AIM OF THE EXERCISE →
Print out the material that follows word for word.

DATA ENTRIES →

+---+

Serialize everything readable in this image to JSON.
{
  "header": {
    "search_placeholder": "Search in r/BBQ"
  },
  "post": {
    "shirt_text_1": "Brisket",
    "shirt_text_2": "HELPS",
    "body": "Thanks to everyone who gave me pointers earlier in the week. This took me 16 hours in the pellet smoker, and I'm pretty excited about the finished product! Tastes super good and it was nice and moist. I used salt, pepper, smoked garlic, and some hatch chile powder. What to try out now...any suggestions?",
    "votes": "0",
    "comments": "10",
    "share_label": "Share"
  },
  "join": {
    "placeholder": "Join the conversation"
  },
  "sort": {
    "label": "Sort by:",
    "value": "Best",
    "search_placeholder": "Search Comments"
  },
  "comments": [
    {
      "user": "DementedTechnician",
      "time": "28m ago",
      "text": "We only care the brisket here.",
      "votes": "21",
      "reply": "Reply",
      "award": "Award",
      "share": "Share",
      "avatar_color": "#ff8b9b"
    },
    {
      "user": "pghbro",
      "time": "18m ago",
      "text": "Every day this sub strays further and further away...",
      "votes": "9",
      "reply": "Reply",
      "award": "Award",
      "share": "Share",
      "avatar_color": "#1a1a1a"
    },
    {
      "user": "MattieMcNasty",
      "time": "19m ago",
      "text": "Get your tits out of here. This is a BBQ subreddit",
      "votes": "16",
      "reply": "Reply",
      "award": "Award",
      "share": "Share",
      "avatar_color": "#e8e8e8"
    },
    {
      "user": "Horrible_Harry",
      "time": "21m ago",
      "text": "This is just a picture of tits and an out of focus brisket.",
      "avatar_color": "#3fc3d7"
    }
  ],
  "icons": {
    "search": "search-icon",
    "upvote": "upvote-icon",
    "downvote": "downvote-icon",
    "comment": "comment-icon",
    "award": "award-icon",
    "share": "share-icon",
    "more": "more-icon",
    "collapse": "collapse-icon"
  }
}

+---+

SOLUTION BELOW →
Serialize everything readable in this image to JSON.
{
  "header": {
    "search_placeholder": "Search in r/BBQ"
  },
  "post": {
    "shirt_text_1": "Brisket",
    "shirt_text_2": "HELPS",
    "body": "Thanks to everyone who gave me pointers earlier in the week. This took me 16 hours in the pellet smoker, and I'm pretty excited about the finished product! Tastes super good and it was nice and moist. I used salt, pepper, smoked garlic, and some hatch chile powder. What to try out now...any suggestions?",
    "votes": "0",
    "comments": "10",
    "share_label": "Share"
  },
  "join": {
    "placeholder": "Join the conversation"
  },
  "sort": {
    "label": "Sort by:",
    "value": "Best",
    "search_placeholder": "Search Comments"
  },
  "comments": [
    {
      "user": "DementedTechnician",
      "time": "28m ago",
      "text": "We only care the brisket here.",
      "votes": "21",
      "reply": "Reply",
      "award": "Award",
      "share": "Share",
      "avatar_color": "#ff8b9b"
    },
    {
      "user": "pghbro",
      "time": "18m ago",
      "text": "Every day this sub strays further and further away...",
      "votes": "9",
      "reply": "Reply",
      "award": "Award",
      "share": "Share",
      "avatar_color": "#1a1a1a"
    },
    {
      "user": "MattieMcNasty",
      "time": "19m ago",
      "text": "Get your tits out of here. This is a BBQ subreddit",
      "votes": "16",
      "reply": "Reply",
      "award": "Award",
      "share": "Share",
      "avatar_color": "#e8e8e8"
    },
    {
      "user": "Horrible_Harry",
      "time": "21m ago",
      "text": "This is just a picture of tits and an out of focus brisket.",
      "avatar_color": "#3fc3d7"
    }
  ],
  "icons": {
    "search": "search-icon",
    "upvote": "upvote-icon",
    "downvote": "downvote-icon",
    "comment": "comment-icon",
    "award": "award-icon",
    "share": "share-icon",
    "more": "more-icon",
    "collapse": "collapse-icon"
  }
}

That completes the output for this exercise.